## START

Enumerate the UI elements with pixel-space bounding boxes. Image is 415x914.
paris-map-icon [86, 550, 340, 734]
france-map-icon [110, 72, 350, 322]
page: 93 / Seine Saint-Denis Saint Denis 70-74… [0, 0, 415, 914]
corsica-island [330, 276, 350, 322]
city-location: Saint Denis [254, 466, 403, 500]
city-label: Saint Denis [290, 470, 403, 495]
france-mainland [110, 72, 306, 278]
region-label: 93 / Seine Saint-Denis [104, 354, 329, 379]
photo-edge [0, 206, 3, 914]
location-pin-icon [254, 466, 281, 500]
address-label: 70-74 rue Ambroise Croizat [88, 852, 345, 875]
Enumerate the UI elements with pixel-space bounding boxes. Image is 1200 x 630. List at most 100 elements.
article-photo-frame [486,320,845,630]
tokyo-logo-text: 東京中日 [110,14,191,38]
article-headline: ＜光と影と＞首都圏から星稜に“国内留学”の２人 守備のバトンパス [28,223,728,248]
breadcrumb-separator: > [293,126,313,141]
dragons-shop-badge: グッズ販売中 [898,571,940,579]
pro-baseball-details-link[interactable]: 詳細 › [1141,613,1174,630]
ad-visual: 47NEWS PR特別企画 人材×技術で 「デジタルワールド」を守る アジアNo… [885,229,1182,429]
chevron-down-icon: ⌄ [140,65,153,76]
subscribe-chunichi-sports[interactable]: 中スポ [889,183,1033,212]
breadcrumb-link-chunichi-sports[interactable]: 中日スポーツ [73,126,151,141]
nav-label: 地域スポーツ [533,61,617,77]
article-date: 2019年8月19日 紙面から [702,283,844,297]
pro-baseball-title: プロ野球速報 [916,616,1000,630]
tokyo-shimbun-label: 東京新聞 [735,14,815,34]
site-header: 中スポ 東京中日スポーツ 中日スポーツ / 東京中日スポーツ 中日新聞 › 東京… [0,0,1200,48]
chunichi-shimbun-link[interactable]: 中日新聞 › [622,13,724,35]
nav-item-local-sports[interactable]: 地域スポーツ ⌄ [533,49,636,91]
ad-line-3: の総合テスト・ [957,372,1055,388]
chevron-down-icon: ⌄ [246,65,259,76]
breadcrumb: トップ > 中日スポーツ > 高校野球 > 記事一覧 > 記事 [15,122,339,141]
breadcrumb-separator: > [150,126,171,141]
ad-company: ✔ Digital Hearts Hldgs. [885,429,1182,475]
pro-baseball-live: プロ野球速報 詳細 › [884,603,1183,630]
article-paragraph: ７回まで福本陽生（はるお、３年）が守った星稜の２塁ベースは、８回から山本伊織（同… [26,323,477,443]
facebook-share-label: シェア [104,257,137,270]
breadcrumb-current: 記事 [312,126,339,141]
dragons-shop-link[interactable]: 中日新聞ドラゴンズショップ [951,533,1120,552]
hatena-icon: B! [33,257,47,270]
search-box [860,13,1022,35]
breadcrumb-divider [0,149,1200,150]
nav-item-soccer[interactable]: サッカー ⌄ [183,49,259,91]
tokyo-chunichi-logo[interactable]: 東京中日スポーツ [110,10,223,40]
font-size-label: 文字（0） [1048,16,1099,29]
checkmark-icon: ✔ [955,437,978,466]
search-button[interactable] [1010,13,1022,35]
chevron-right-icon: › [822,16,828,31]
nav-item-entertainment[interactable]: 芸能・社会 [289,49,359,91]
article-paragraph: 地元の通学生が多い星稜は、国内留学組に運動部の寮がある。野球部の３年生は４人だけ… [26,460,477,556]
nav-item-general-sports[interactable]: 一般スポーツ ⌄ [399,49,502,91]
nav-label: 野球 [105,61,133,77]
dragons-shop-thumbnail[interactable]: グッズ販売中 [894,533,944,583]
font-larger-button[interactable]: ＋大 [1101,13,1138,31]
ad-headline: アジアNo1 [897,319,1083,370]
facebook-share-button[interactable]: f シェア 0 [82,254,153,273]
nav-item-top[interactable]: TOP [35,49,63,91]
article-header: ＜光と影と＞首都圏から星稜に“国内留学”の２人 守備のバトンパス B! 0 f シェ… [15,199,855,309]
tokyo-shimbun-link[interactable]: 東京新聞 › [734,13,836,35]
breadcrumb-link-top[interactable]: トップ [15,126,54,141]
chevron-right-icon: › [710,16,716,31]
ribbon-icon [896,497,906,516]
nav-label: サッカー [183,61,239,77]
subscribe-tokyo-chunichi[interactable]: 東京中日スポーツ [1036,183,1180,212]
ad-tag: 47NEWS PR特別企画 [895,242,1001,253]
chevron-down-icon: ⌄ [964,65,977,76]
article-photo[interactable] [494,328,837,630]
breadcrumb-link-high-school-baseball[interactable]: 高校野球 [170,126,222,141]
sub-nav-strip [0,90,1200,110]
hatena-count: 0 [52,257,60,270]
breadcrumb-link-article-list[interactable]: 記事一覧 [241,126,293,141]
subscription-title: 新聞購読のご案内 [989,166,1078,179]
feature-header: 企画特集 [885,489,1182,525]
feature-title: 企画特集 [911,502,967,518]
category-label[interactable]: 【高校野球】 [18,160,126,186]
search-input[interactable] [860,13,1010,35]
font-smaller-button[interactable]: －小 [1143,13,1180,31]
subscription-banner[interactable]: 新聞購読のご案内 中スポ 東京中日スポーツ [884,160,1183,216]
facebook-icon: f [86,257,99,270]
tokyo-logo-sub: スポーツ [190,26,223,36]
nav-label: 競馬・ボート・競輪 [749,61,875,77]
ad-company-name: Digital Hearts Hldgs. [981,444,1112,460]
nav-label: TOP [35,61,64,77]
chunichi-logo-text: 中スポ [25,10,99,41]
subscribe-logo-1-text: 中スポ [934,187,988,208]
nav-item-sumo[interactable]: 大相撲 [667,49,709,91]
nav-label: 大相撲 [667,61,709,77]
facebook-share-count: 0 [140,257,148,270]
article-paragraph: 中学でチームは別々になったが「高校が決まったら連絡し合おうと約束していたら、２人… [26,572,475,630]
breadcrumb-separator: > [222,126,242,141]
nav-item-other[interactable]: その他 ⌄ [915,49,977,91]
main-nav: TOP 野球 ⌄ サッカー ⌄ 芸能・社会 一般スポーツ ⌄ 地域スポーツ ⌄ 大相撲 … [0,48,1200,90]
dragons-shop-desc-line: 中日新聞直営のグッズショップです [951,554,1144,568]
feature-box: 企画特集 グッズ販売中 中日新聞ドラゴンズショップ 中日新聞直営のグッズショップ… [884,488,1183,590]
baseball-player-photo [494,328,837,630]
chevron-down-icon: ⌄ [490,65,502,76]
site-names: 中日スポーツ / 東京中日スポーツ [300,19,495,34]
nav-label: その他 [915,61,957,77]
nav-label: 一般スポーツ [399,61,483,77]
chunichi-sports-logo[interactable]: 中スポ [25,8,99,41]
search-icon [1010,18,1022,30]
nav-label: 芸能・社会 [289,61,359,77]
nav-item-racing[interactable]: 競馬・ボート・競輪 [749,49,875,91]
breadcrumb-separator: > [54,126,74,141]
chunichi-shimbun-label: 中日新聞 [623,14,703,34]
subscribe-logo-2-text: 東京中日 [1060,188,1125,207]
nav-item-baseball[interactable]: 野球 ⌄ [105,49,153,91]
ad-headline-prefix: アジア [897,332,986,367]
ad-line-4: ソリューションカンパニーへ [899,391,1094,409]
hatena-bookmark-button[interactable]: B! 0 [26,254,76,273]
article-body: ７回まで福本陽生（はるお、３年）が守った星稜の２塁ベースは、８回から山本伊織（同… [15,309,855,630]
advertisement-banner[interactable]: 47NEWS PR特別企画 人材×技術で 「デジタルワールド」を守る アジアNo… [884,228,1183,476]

## END

▶ Request:
Reproduce all of the entries above line for line, with no changes to any character.

▶ Response to this task:
Enumerate the UI elements with pixel-space bounding boxes. Image is 415x914.
paris-map-icon [86, 550, 340, 734]
france-map-icon [110, 72, 350, 322]
page: 93 / Seine Saint-Denis Saint Denis 70-74… [0, 0, 415, 914]
corsica-island [330, 276, 350, 322]
city-location: Saint Denis [254, 466, 403, 500]
city-label: Saint Denis [290, 470, 403, 495]
france-mainland [110, 72, 306, 278]
region-label: 93 / Seine Saint-Denis [104, 354, 329, 379]
photo-edge [0, 206, 3, 914]
location-pin-icon [254, 466, 281, 500]
address-label: 70-74 rue Ambroise Croizat [88, 852, 345, 875]
Enumerate the UI elements with pixel-space bounding boxes. Image is 1200 x 630. List at most 100 elements.
article-photo-frame [486,320,845,630]
tokyo-logo-text: 東京中日 [110,14,191,38]
article-headline: ＜光と影と＞首都圏から星稜に“国内留学”の２人 守備のバトンパス [28,223,728,248]
breadcrumb-separator: > [293,126,313,141]
dragons-shop-badge: グッズ販売中 [898,571,940,579]
pro-baseball-details-link[interactable]: 詳細 › [1141,613,1174,630]
ad-visual: 47NEWS PR特別企画 人材×技術で 「デジタルワールド」を守る アジアNo… [885,229,1182,429]
chevron-down-icon: ⌄ [140,65,153,76]
subscribe-chunichi-sports[interactable]: 中スポ [889,183,1033,212]
breadcrumb-link-chunichi-sports[interactable]: 中日スポーツ [73,126,151,141]
nav-label: 地域スポーツ [533,61,617,77]
article-date: 2019年8月19日 紙面から [702,283,844,297]
pro-baseball-title: プロ野球速報 [916,616,1000,630]
tokyo-shimbun-label: 東京新聞 [735,14,815,34]
site-header: 中スポ 東京中日スポーツ 中日スポーツ / 東京中日スポーツ 中日新聞 › 東京… [0,0,1200,48]
chunichi-shimbun-link[interactable]: 中日新聞 › [622,13,724,35]
nav-item-local-sports[interactable]: 地域スポーツ ⌄ [533,49,636,91]
ad-line-3: の総合テスト・ [957,372,1055,388]
chevron-down-icon: ⌄ [246,65,259,76]
breadcrumb: トップ > 中日スポーツ > 高校野球 > 記事一覧 > 記事 [15,122,339,141]
breadcrumb-separator: > [150,126,171,141]
ad-company: ✔ Digital Hearts Hldgs. [885,429,1182,475]
pro-baseball-live: プロ野球速報 詳細 › [884,603,1183,630]
article-paragraph: ７回まで福本陽生（はるお、３年）が守った星稜の２塁ベースは、８回から山本伊織（同… [26,323,477,443]
facebook-share-label: シェア [104,257,137,270]
breadcrumb-current: 記事 [312,126,339,141]
dragons-shop-link[interactable]: 中日新聞ドラゴンズショップ [951,533,1120,552]
hatena-icon: B! [33,257,47,270]
search-box [860,13,1022,35]
breadcrumb-divider [0,149,1200,150]
nav-item-soccer[interactable]: サッカー ⌄ [183,49,259,91]
tokyo-chunichi-logo[interactable]: 東京中日スポーツ [110,10,223,40]
font-size-label: 文字（0） [1048,16,1099,29]
checkmark-icon: ✔ [955,437,978,466]
search-button[interactable] [1010,13,1022,35]
chevron-right-icon: › [822,16,828,31]
nav-item-entertainment[interactable]: 芸能・社会 [289,49,359,91]
article-paragraph: 地元の通学生が多い星稜は、国内留学組に運動部の寮がある。野球部の３年生は４人だけ… [26,460,477,556]
nav-item-general-sports[interactable]: 一般スポーツ ⌄ [399,49,502,91]
nav-label: 野球 [105,61,133,77]
dragons-shop-thumbnail[interactable]: グッズ販売中 [894,533,944,583]
font-larger-button[interactable]: ＋大 [1101,13,1138,31]
ad-headline: アジアNo1 [897,319,1083,370]
facebook-share-button[interactable]: f シェア 0 [82,254,153,273]
nav-item-top[interactable]: TOP [35,49,63,91]
article-header: ＜光と影と＞首都圏から星稜に“国内留学”の２人 守備のバトンパス B! 0 f シェ… [15,199,855,309]
tokyo-shimbun-link[interactable]: 東京新聞 › [734,13,836,35]
breadcrumb-link-top[interactable]: トップ [15,126,54,141]
chevron-right-icon: › [710,16,716,31]
ribbon-icon [896,497,906,516]
nav-label: サッカー [183,61,239,77]
subscribe-tokyo-chunichi[interactable]: 東京中日スポーツ [1036,183,1180,212]
ad-tag: 47NEWS PR特別企画 [895,242,1001,253]
chevron-down-icon: ⌄ [964,65,977,76]
article-photo[interactable] [494,328,837,630]
breadcrumb-link-high-school-baseball[interactable]: 高校野球 [170,126,222,141]
sub-nav-strip [0,90,1200,110]
hatena-count: 0 [52,257,60,270]
breadcrumb-link-article-list[interactable]: 記事一覧 [241,126,293,141]
subscription-title: 新聞購読のご案内 [989,166,1078,179]
feature-header: 企画特集 [885,489,1182,525]
feature-title: 企画特集 [911,502,967,518]
category-label[interactable]: 【高校野球】 [18,160,126,186]
search-input[interactable] [860,13,1010,35]
font-smaller-button[interactable]: －小 [1143,13,1180,31]
subscription-banner[interactable]: 新聞購読のご案内 中スポ 東京中日スポーツ [884,160,1183,216]
facebook-icon: f [86,257,99,270]
tokyo-logo-sub: スポーツ [190,26,223,36]
nav-label: 競馬・ボート・競輪 [749,61,875,77]
ad-company-name: Digital Hearts Hldgs. [981,444,1112,460]
nav-label: TOP [35,61,64,77]
chunichi-logo-text: 中スポ [25,10,99,41]
subscribe-logo-1-text: 中スポ [934,187,988,208]
nav-item-sumo[interactable]: 大相撲 [667,49,709,91]
nav-label: 大相撲 [667,61,709,77]
facebook-share-count: 0 [140,257,148,270]
article-paragraph: 中学でチームは別々になったが「高校が決まったら連絡し合おうと約束していたら、２人… [26,572,475,630]
breadcrumb-separator: > [222,126,242,141]
nav-item-other[interactable]: その他 ⌄ [915,49,977,91]
main-nav: TOP 野球 ⌄ サッカー ⌄ 芸能・社会 一般スポーツ ⌄ 地域スポーツ ⌄ 大相撲 … [0,48,1200,90]
dragons-shop-desc-line: 中日新聞直営のグッズショップです [951,554,1144,568]
feature-box: 企画特集 グッズ販売中 中日新聞ドラゴンズショップ 中日新聞直営のグッズショップ… [884,488,1183,590]
baseball-player-photo [494,328,837,630]
chevron-down-icon: ⌄ [490,65,502,76]
site-names: 中日スポーツ / 東京中日スポーツ [300,19,495,34]
nav-label: その他 [915,61,957,77]
nav-label: 一般スポーツ [399,61,483,77]
chunichi-sports-logo[interactable]: 中スポ [25,8,99,41]
search-icon [1010,18,1022,30]
nav-label: 芸能・社会 [289,61,359,77]
nav-item-racing[interactable]: 競馬・ボート・競輪 [749,49,875,91]
breadcrumb-separator: > [54,126,74,141]
chunichi-shimbun-label: 中日新聞 [623,14,703,34]
subscribe-logo-2-text: 東京中日 [1060,188,1125,207]
nav-item-baseball[interactable]: 野球 ⌄ [105,49,153,91]
ad-headline-prefix: アジア [897,332,986,367]
ad-line-4: ソリューションカンパニーへ [899,391,1094,409]
hatena-bookmark-button[interactable]: B! 0 [26,254,76,273]
article-body: ７回まで福本陽生（はるお、３年）が守った星稜の２塁ベースは、８回から山本伊織（同… [15,309,855,630]
advertisement-banner[interactable]: 47NEWS PR特別企画 人材×技術で 「デジタルワールド」を守る アジアNo… [884,228,1183,476]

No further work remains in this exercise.